Look at the entries below and reproduce them exactly.

++++++++

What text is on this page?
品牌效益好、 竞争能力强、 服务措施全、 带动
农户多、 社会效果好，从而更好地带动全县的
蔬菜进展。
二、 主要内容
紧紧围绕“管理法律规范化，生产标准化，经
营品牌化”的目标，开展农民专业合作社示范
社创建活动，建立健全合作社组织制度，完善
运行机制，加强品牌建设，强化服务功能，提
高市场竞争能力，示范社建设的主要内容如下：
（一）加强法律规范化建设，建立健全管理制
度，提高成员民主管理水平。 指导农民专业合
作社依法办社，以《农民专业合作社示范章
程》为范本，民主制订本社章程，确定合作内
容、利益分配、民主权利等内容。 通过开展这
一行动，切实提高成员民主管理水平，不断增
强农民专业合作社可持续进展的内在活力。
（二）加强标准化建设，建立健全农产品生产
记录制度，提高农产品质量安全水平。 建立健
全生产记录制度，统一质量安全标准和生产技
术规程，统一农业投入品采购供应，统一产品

++++++++

TASK SOLUTION:
What text is on this page?
品牌效益好、 竞争能力强、 服务措施全、 带动
农户多、 社会效果好，从而更好地带动全县的
蔬菜进展。
二、 主要内容
紧紧围绕“管理法律规范化，生产标准化，经
营品牌化”的目标，开展农民专业合作社示范
社创建活动，建立健全合作社组织制度，完善
运行机制，加强品牌建设，强化服务功能，提
高市场竞争能力，示范社建设的主要内容如下：
（一）加强法律规范化建设，建立健全管理制
度，提高成员民主管理水平。 指导农民专业合
作社依法办社，以《农民专业合作社示范章
程》为范本，民主制订本社章程，确定合作内
容、利益分配、民主权利等内容。 通过开展这
一行动，切实提高成员民主管理水平，不断增
强农民专业合作社可持续进展的内在活力。
（二）加强标准化建设，建立健全农产品生产
记录制度，提高农产品质量安全水平。 建立健
全生产记录制度，统一质量安全标准和生产技
术规程，统一农业投入品采购供应，统一产品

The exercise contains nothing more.